## Extracted material
────
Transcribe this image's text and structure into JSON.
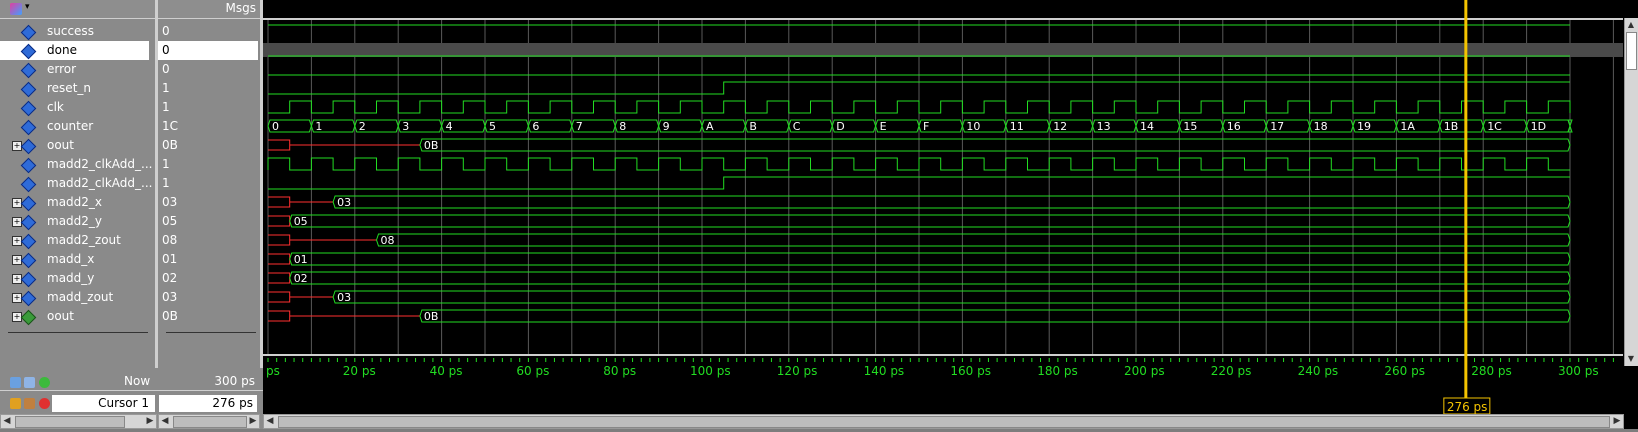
{
  "header": {
    "msgs_label": "Msgs"
  },
  "signals": [
    {
      "name": "success",
      "value": "0",
      "expandable": false,
      "icon": "signal-diamond-icon"
    },
    {
      "name": "done",
      "value": "0",
      "expandable": false,
      "icon": "signal-diamond-icon",
      "selected": true
    },
    {
      "name": "error",
      "value": "0",
      "expandable": false,
      "icon": "signal-diamond-icon"
    },
    {
      "name": "reset_n",
      "value": "1",
      "expandable": false,
      "icon": "signal-diamond-icon"
    },
    {
      "name": "clk",
      "value": "1",
      "expandable": false,
      "icon": "signal-diamond-icon"
    },
    {
      "name": "counter",
      "value": "1C",
      "expandable": false,
      "icon": "signal-diamond-icon"
    },
    {
      "name": "oout",
      "value": "0B",
      "expandable": true,
      "icon": "signal-diamond-icon"
    },
    {
      "name": "madd2_clkAdd_...",
      "value": "1",
      "expandable": false,
      "icon": "signal-diamond-icon"
    },
    {
      "name": "madd2_clkAdd_...",
      "value": "1",
      "expandable": false,
      "icon": "signal-diamond-icon"
    },
    {
      "name": "madd2_x",
      "value": "03",
      "expandable": true,
      "icon": "signal-diamond-icon"
    },
    {
      "name": "madd2_y",
      "value": "05",
      "expandable": true,
      "icon": "signal-diamond-icon"
    },
    {
      "name": "madd2_zout",
      "value": "08",
      "expandable": true,
      "icon": "signal-diamond-icon"
    },
    {
      "name": "madd_x",
      "value": "01",
      "expandable": true,
      "icon": "signal-diamond-icon"
    },
    {
      "name": "madd_y",
      "value": "02",
      "expandable": true,
      "icon": "signal-diamond-icon"
    },
    {
      "name": "madd_zout",
      "value": "03",
      "expandable": true,
      "icon": "signal-diamond-icon"
    },
    {
      "name": "oout",
      "value": "0B",
      "expandable": true,
      "icon": "signal-output-icon"
    }
  ],
  "waves": {
    "counter_labels": [
      "0",
      "1",
      "2",
      "3",
      "4",
      "5",
      "6",
      "7",
      "8",
      "9",
      "A",
      "B",
      "C",
      "D",
      "E",
      "F",
      "10",
      "11",
      "12",
      "13",
      "14",
      "15",
      "16",
      "17",
      "18",
      "19",
      "1A",
      "1B",
      "1C",
      "1D",
      ""
    ],
    "oout_label": "0B",
    "madd2_x_label": "03",
    "madd2_y_label": "05",
    "madd2_zout_label": "08",
    "madd_x_label": "01",
    "madd_y_label": "02",
    "madd_zout_label": "03",
    "oout2_label": "0B"
  },
  "timeline": {
    "ticks": [
      "ps",
      "20 ps",
      "40 ps",
      "60 ps",
      "80 ps",
      "100 ps",
      "120 ps",
      "140 ps",
      "160 ps",
      "180 ps",
      "200 ps",
      "220 ps",
      "240 ps",
      "260 ps",
      "280 ps",
      "300 ps"
    ],
    "now_label": "Now",
    "now_value": "300 ps",
    "cursor_label": "Cursor 1",
    "cursor_value": "276 ps",
    "cursor_time_ps": 276
  },
  "colors": {
    "wave": "#22dd22",
    "bus_unknown": "#ff3030",
    "cursor": "#f5c400",
    "grid": "#5a5a5a"
  }
}
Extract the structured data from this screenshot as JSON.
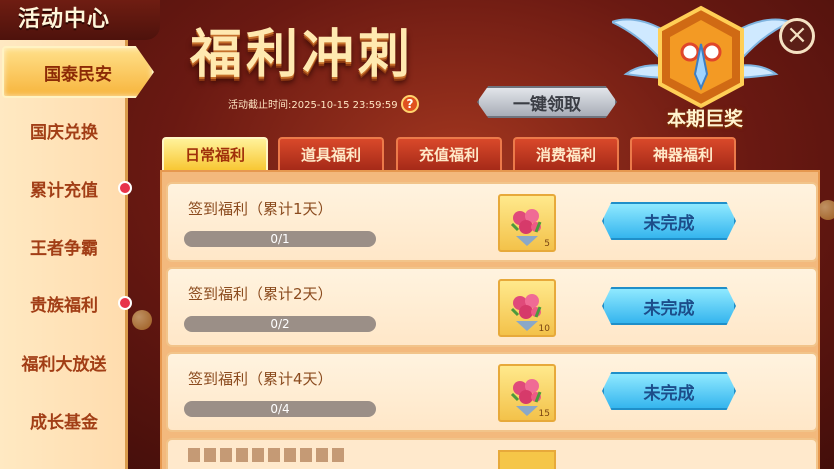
{
  "sidebar": {
    "title": "活动中心",
    "items": [
      {
        "label": "国泰民安",
        "active": true,
        "dot": false
      },
      {
        "label": "国庆兑换",
        "active": false,
        "dot": false
      },
      {
        "label": "累计充值",
        "active": false,
        "dot": true
      },
      {
        "label": "王者争霸",
        "active": false,
        "dot": false
      },
      {
        "label": "贵族福利",
        "active": false,
        "dot": true
      },
      {
        "label": "福利大放送",
        "active": false,
        "dot": false
      },
      {
        "label": "成长基金",
        "active": false,
        "dot": false
      }
    ]
  },
  "header": {
    "title": "福利冲刺",
    "deadline": "活动截止时间:2025-10-15 23:59:59",
    "help_icon": "question-icon",
    "claim_all_label": "一键领取",
    "grand_prize_label": "本期巨奖",
    "close_icon": "close-icon"
  },
  "tabs": [
    {
      "label": "日常福利",
      "active": true
    },
    {
      "label": "道具福利",
      "active": false
    },
    {
      "label": "充值福利",
      "active": false
    },
    {
      "label": "消费福利",
      "active": false
    },
    {
      "label": "神器福利",
      "active": false
    }
  ],
  "tasks": [
    {
      "title": "签到福利（累计1天）",
      "progress_text": "0/1",
      "progress": 0,
      "reward_icon": "rose-bouquet-icon",
      "reward_count": "5",
      "status_label": "未完成"
    },
    {
      "title": "签到福利（累计2天）",
      "progress_text": "0/2",
      "progress": 0,
      "reward_icon": "rose-bouquet-icon",
      "reward_count": "10",
      "status_label": "未完成"
    },
    {
      "title": "签到福利（累计4天）",
      "progress_text": "0/4",
      "progress": 0,
      "reward_icon": "rose-bouquet-icon",
      "reward_count": "15",
      "status_label": "未完成"
    }
  ],
  "colors": {
    "sidebar_bg": "#ffdcae",
    "active_tab": "#f8c733",
    "tab_bg": "#c2381f",
    "status_button": "#35b5ee",
    "bg_dark": "#6a1912"
  }
}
────
## Set problem
Copy the data word for word. Pictures do not go in the copy.

## Result for this exercise
Transcribe this image's text and structure into JSON.
{
  "header": {
    "msgs_label": "Msgs"
  },
  "signals": [
    {
      "name": "success",
      "value": "0",
      "expandable": false,
      "icon": "signal-diamond-icon"
    },
    {
      "name": "done",
      "value": "0",
      "expandable": false,
      "icon": "signal-diamond-icon",
      "selected": true
    },
    {
      "name": "error",
      "value": "0",
      "expandable": false,
      "icon": "signal-diamond-icon"
    },
    {
      "name": "reset_n",
      "value": "1",
      "expandable": false,
      "icon": "signal-diamond-icon"
    },
    {
      "name": "clk",
      "value": "1",
      "expandable": false,
      "icon": "signal-diamond-icon"
    },
    {
      "name": "counter",
      "value": "1C",
      "expandable": false,
      "icon": "signal-diamond-icon"
    },
    {
      "name": "oout",
      "value": "0B",
      "expandable": true,
      "icon": "signal-diamond-icon"
    },
    {
      "name": "madd2_clkAdd_...",
      "value": "1",
      "expandable": false,
      "icon": "signal-diamond-icon"
    },
    {
      "name": "madd2_clkAdd_...",
      "value": "1",
      "expandable": false,
      "icon": "signal-diamond-icon"
    },
    {
      "name": "madd2_x",
      "value": "03",
      "expandable": true,
      "icon": "signal-diamond-icon"
    },
    {
      "name": "madd2_y",
      "value": "05",
      "expandable": true,
      "icon": "signal-diamond-icon"
    },
    {
      "name": "madd2_zout",
      "value": "08",
      "expandable": true,
      "icon": "signal-diamond-icon"
    },
    {
      "name": "madd_x",
      "value": "01",
      "expandable": true,
      "icon": "signal-diamond-icon"
    },
    {
      "name": "madd_y",
      "value": "02",
      "expandable": true,
      "icon": "signal-diamond-icon"
    },
    {
      "name": "madd_zout",
      "value": "03",
      "expandable": true,
      "icon": "signal-diamond-icon"
    },
    {
      "name": "oout",
      "value": "0B",
      "expandable": true,
      "icon": "signal-output-icon"
    }
  ],
  "waves": {
    "counter_labels": [
      "0",
      "1",
      "2",
      "3",
      "4",
      "5",
      "6",
      "7",
      "8",
      "9",
      "A",
      "B",
      "C",
      "D",
      "E",
      "F",
      "10",
      "11",
      "12",
      "13",
      "14",
      "15",
      "16",
      "17",
      "18",
      "19",
      "1A",
      "1B",
      "1C",
      "1D",
      ""
    ],
    "oout_label": "0B",
    "madd2_x_label": "03",
    "madd2_y_label": "05",
    "madd2_zout_label": "08",
    "madd_x_label": "01",
    "madd_y_label": "02",
    "madd_zout_label": "03",
    "oout2_label": "0B"
  },
  "timeline": {
    "ticks": [
      "ps",
      "20 ps",
      "40 ps",
      "60 ps",
      "80 ps",
      "100 ps",
      "120 ps",
      "140 ps",
      "160 ps",
      "180 ps",
      "200 ps",
      "220 ps",
      "240 ps",
      "260 ps",
      "280 ps",
      "300 ps"
    ],
    "now_label": "Now",
    "now_value": "300 ps",
    "cursor_label": "Cursor 1",
    "cursor_value": "276 ps",
    "cursor_time_ps": 276
  },
  "colors": {
    "wave": "#22dd22",
    "bus_unknown": "#ff3030",
    "cursor": "#f5c400",
    "grid": "#5a5a5a"
  }
}
Extract the structured data from this screenshot as JSON.
{
  "sidebar": {
    "title": "活动中心",
    "items": [
      {
        "label": "国泰民安",
        "active": true,
        "dot": false
      },
      {
        "label": "国庆兑换",
        "active": false,
        "dot": false
      },
      {
        "label": "累计充值",
        "active": false,
        "dot": true
      },
      {
        "label": "王者争霸",
        "active": false,
        "dot": false
      },
      {
        "label": "贵族福利",
        "active": false,
        "dot": true
      },
      {
        "label": "福利大放送",
        "active": false,
        "dot": false
      },
      {
        "label": "成长基金",
        "active": false,
        "dot": false
      }
    ]
  },
  "header": {
    "title": "福利冲刺",
    "deadline": "活动截止时间:2025-10-15 23:59:59",
    "help_icon": "question-icon",
    "claim_all_label": "一键领取",
    "grand_prize_label": "本期巨奖",
    "close_icon": "close-icon"
  },
  "tabs": [
    {
      "label": "日常福利",
      "active": true
    },
    {
      "label": "道具福利",
      "active": false
    },
    {
      "label": "充值福利",
      "active": false
    },
    {
      "label": "消费福利",
      "active": false
    },
    {
      "label": "神器福利",
      "active": false
    }
  ],
  "tasks": [
    {
      "title": "签到福利（累计1天）",
      "progress_text": "0/1",
      "progress": 0,
      "reward_icon": "rose-bouquet-icon",
      "reward_count": "5",
      "status_label": "未完成"
    },
    {
      "title": "签到福利（累计2天）",
      "progress_text": "0/2",
      "progress": 0,
      "reward_icon": "rose-bouquet-icon",
      "reward_count": "10",
      "status_label": "未完成"
    },
    {
      "title": "签到福利（累计4天）",
      "progress_text": "0/4",
      "progress": 0,
      "reward_icon": "rose-bouquet-icon",
      "reward_count": "15",
      "status_label": "未完成"
    }
  ],
  "colors": {
    "sidebar_bg": "#ffdcae",
    "active_tab": "#f8c733",
    "tab_bg": "#c2381f",
    "status_button": "#35b5ee",
    "bg_dark": "#6a1912"
  }
}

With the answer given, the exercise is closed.